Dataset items
[start]

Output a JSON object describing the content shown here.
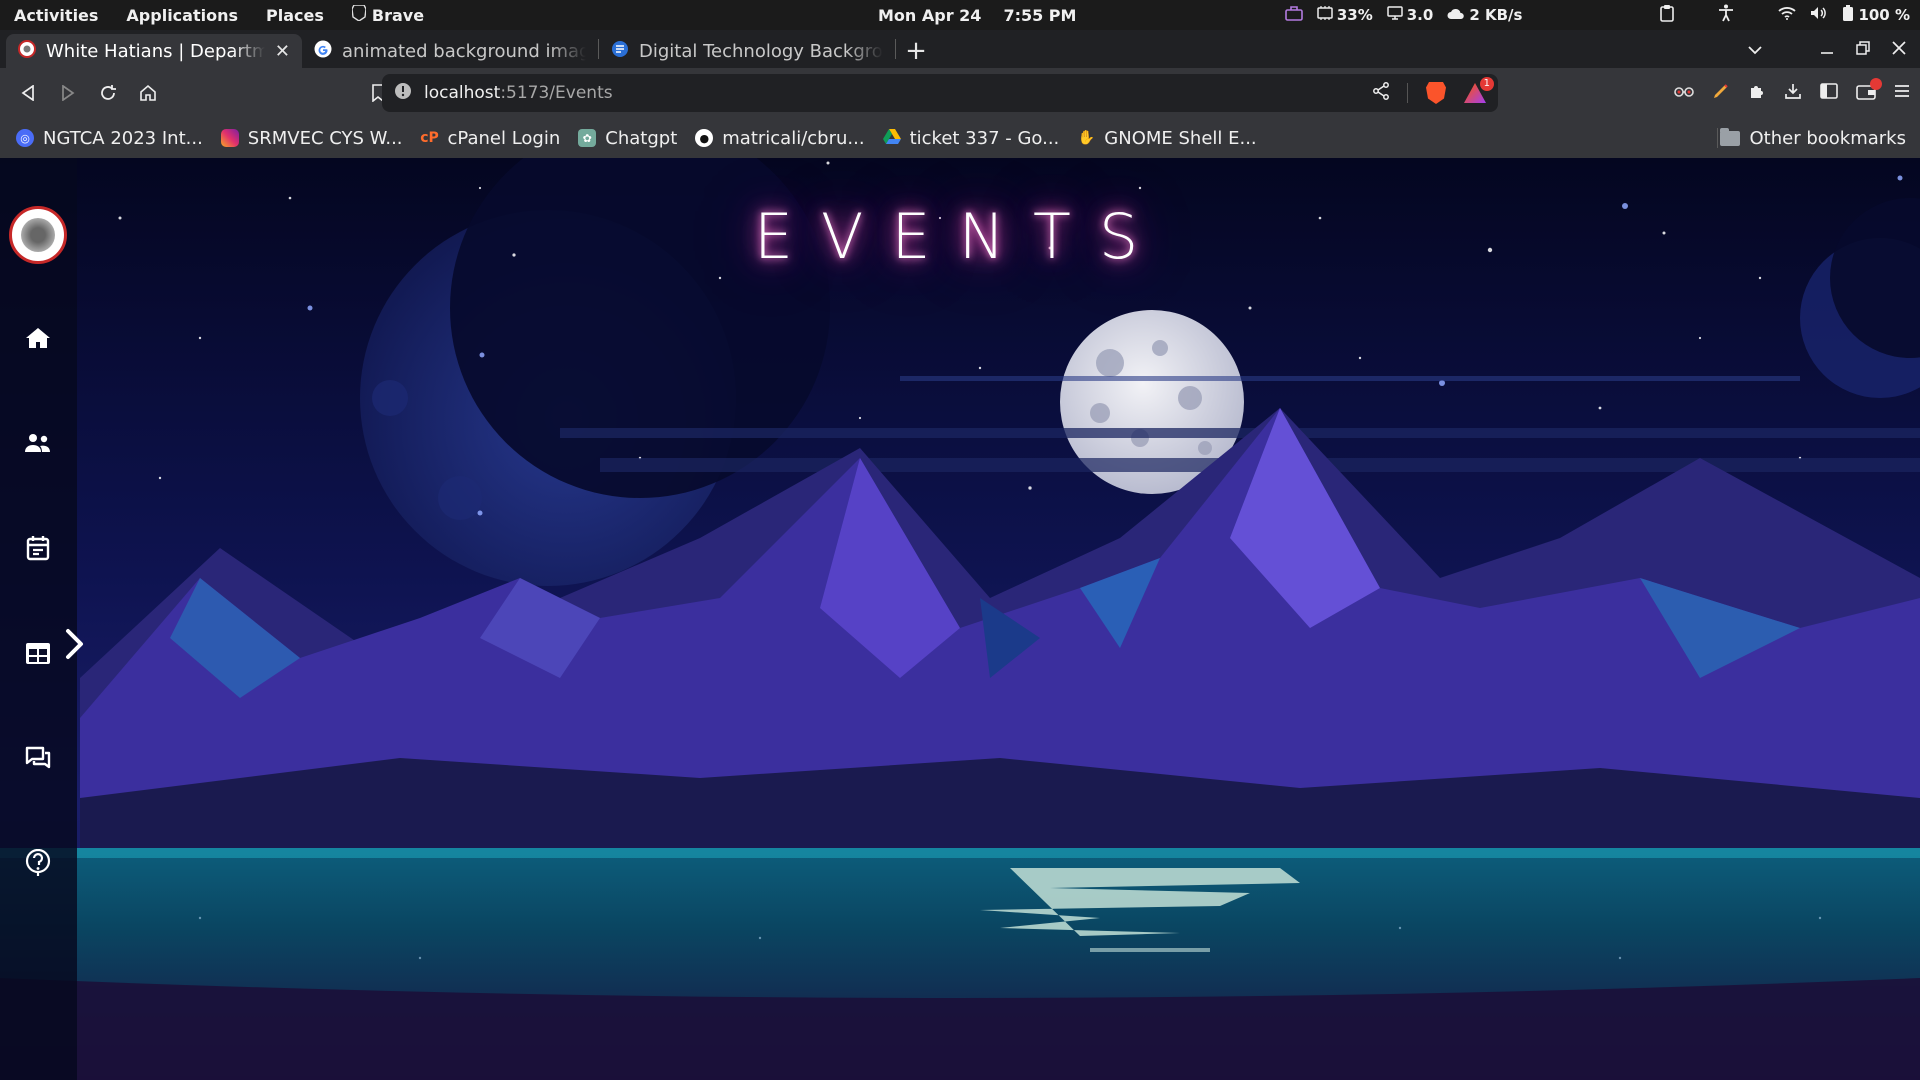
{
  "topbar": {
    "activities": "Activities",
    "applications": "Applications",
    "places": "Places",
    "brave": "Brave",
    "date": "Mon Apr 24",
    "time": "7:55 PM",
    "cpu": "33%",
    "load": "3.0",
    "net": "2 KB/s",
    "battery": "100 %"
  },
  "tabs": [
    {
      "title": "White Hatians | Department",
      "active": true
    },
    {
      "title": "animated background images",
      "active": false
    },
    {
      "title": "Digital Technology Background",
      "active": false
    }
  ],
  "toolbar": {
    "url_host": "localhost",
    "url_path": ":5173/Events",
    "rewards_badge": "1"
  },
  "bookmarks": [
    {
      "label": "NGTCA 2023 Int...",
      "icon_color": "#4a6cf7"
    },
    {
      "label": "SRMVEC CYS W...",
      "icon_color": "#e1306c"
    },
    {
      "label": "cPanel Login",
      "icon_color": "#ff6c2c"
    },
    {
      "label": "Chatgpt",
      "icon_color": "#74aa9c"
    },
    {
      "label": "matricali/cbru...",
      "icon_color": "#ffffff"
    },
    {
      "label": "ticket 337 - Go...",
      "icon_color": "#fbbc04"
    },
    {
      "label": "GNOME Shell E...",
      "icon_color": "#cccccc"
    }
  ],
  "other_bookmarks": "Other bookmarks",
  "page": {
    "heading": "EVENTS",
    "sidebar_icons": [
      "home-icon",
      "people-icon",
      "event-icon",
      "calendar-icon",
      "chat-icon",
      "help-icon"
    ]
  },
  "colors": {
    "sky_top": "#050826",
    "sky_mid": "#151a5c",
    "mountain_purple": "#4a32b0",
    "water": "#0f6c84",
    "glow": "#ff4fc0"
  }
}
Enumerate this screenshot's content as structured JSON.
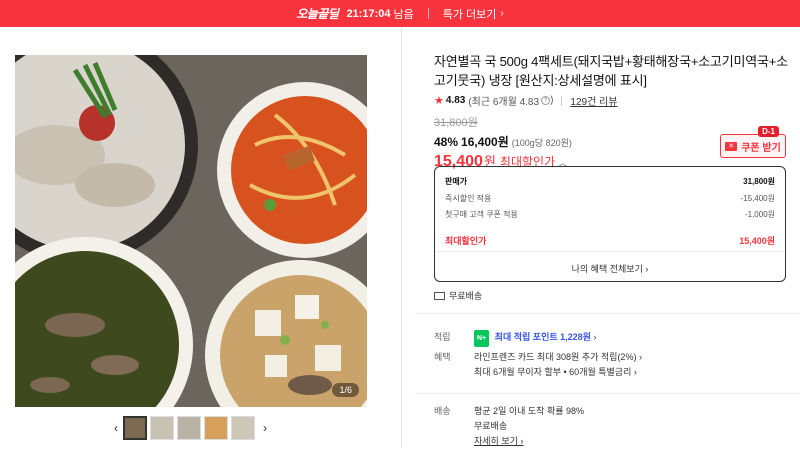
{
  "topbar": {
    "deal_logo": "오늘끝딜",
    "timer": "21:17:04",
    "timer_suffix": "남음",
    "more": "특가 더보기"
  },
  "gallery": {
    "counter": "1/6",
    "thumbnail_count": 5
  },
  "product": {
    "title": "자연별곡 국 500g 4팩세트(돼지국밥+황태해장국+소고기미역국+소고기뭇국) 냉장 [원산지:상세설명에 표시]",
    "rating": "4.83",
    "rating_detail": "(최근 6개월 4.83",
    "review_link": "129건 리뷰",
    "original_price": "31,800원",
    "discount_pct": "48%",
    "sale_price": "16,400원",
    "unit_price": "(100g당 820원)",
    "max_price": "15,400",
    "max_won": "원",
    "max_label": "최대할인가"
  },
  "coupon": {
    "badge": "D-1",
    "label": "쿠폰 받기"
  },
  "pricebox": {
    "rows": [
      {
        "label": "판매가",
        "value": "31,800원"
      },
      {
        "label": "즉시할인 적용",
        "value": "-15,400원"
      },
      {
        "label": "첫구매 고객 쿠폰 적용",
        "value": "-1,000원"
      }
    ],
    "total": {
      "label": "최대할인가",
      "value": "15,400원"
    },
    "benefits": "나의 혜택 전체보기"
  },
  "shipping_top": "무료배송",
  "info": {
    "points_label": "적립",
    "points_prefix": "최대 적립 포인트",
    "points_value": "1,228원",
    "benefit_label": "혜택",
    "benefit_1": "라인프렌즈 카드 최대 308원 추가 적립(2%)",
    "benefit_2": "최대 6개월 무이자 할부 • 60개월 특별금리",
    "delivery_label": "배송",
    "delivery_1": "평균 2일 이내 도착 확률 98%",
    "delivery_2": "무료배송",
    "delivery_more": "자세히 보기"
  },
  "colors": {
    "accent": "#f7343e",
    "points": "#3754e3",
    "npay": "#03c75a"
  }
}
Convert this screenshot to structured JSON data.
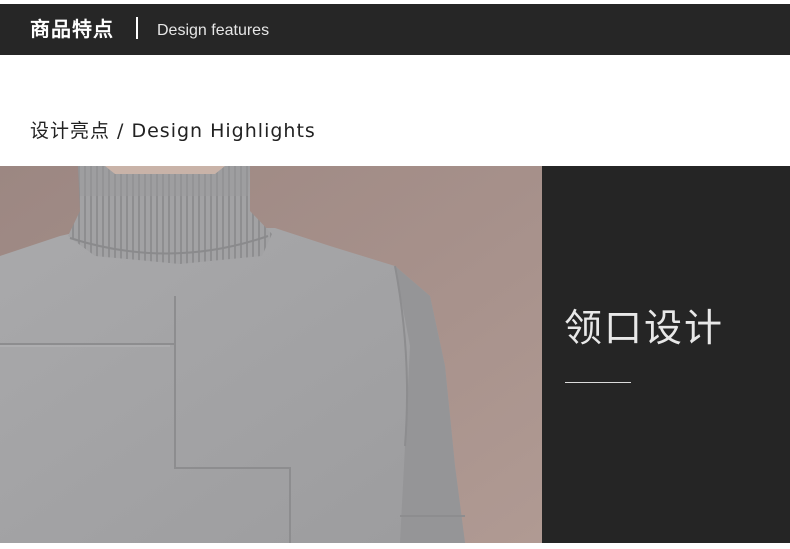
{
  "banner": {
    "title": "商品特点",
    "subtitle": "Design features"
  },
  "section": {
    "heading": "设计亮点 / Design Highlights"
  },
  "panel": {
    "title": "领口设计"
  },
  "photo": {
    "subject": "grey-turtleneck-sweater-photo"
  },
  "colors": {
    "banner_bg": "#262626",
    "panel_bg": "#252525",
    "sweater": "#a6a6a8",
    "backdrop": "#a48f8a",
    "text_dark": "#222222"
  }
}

[end]
[start]

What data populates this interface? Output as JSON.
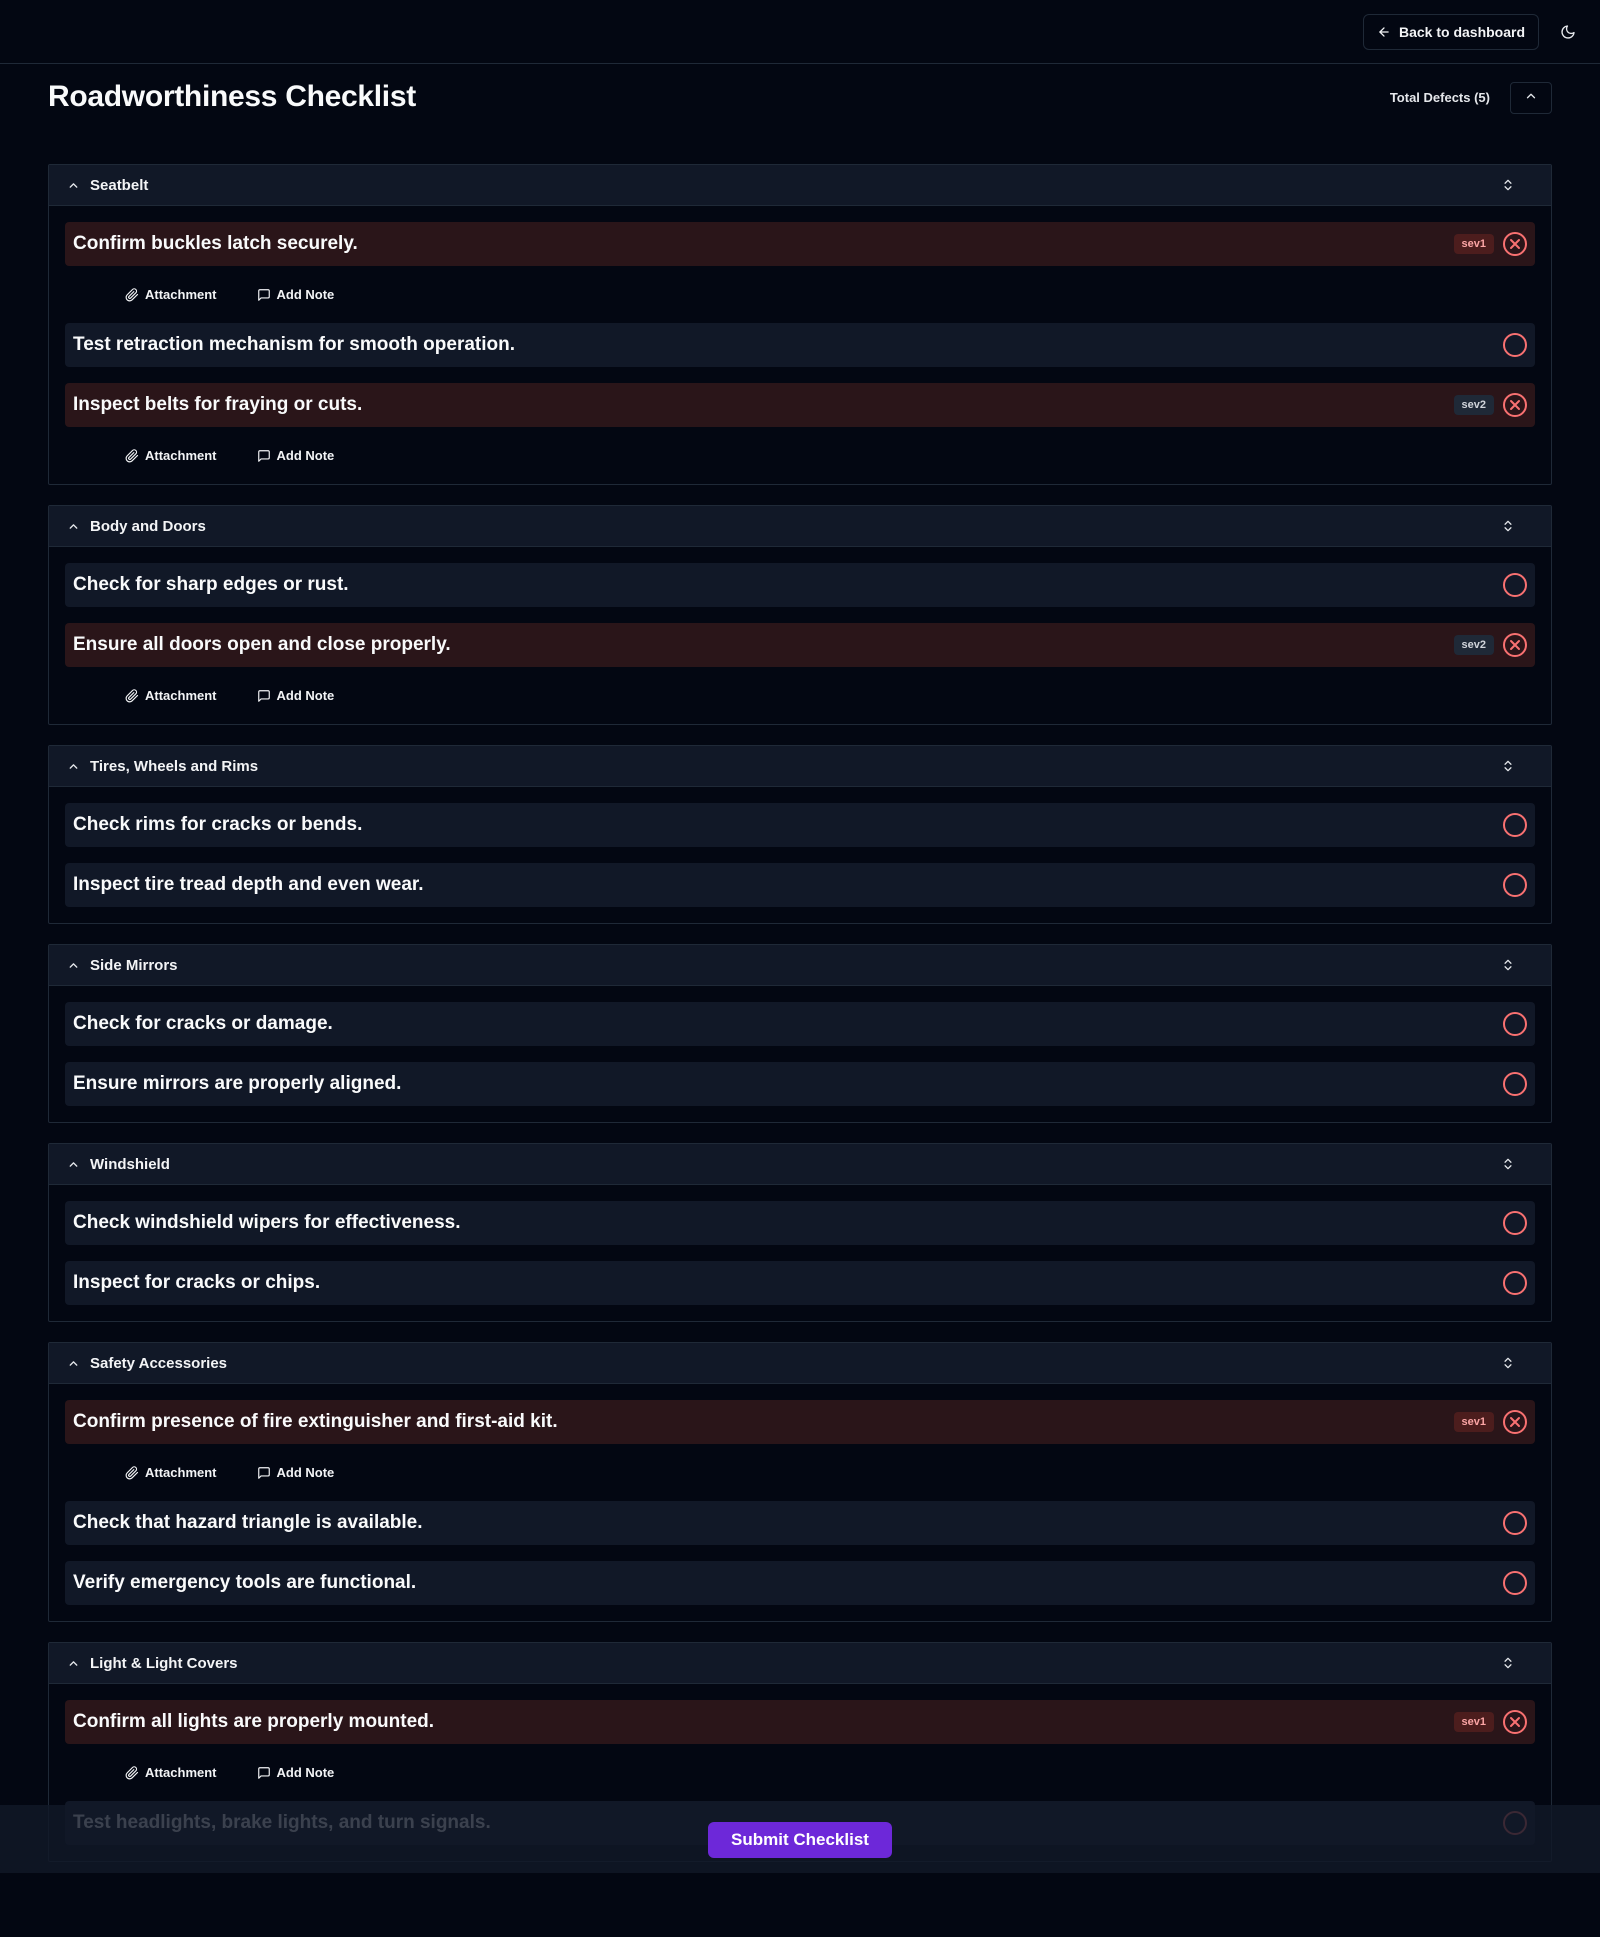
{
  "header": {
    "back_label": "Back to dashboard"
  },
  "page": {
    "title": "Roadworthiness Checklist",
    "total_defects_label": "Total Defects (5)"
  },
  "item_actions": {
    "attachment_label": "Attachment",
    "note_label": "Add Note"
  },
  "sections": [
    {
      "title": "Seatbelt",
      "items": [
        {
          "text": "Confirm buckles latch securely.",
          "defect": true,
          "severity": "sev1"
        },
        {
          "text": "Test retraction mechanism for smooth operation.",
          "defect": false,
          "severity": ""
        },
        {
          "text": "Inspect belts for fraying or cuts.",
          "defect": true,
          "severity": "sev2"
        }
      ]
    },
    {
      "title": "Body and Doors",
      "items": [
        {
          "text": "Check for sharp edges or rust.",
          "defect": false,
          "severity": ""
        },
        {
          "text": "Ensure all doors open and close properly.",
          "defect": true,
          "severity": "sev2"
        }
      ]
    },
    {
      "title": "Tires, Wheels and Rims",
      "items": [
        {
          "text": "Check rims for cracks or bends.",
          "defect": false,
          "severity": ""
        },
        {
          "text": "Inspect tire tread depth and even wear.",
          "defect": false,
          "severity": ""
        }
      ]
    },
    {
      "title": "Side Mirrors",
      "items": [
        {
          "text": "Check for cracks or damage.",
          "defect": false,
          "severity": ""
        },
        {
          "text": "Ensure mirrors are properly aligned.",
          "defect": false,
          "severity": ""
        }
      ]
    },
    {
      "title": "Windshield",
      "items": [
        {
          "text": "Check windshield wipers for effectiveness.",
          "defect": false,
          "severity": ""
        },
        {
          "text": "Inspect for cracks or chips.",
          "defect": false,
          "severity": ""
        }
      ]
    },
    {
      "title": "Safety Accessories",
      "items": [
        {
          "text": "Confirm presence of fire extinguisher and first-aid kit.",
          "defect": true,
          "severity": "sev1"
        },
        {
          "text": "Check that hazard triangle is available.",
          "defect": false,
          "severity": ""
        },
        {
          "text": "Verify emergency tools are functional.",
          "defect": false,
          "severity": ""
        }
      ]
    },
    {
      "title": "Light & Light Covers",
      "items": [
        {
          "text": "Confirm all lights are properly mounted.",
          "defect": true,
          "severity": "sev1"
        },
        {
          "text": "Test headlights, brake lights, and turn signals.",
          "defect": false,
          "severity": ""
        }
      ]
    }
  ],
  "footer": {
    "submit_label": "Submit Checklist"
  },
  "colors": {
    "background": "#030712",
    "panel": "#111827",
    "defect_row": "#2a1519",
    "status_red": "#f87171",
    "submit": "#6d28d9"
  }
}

[end]
[start]

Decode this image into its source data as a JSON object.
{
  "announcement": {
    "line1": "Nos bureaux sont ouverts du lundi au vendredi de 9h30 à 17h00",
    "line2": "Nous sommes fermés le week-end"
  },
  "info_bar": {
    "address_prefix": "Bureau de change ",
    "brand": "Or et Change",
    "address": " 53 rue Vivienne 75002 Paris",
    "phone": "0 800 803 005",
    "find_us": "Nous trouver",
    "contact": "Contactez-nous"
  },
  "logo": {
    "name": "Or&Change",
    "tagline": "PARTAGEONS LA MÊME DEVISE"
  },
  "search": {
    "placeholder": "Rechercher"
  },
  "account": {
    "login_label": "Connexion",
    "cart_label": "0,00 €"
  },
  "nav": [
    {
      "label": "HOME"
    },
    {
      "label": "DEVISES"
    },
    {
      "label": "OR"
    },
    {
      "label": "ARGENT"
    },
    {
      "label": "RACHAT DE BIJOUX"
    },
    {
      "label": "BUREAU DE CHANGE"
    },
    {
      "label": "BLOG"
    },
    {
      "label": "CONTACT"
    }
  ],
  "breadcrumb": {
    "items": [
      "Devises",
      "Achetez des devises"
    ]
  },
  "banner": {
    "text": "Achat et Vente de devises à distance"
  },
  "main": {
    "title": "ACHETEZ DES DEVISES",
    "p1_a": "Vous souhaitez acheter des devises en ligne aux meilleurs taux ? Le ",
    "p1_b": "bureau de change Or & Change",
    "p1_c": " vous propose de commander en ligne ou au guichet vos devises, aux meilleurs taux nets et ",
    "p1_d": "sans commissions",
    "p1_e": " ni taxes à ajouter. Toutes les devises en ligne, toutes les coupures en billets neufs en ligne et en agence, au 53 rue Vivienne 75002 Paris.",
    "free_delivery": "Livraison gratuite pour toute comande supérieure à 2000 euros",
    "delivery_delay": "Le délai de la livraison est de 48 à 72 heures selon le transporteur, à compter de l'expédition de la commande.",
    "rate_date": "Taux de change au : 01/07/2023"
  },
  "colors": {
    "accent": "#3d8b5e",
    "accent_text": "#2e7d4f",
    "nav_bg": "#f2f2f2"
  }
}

[end]

> _TASK STATEMENT_: Tell how many lines of the data above hold the string "heading". Give only the number.

> _CORRECT RESPONSE_: 2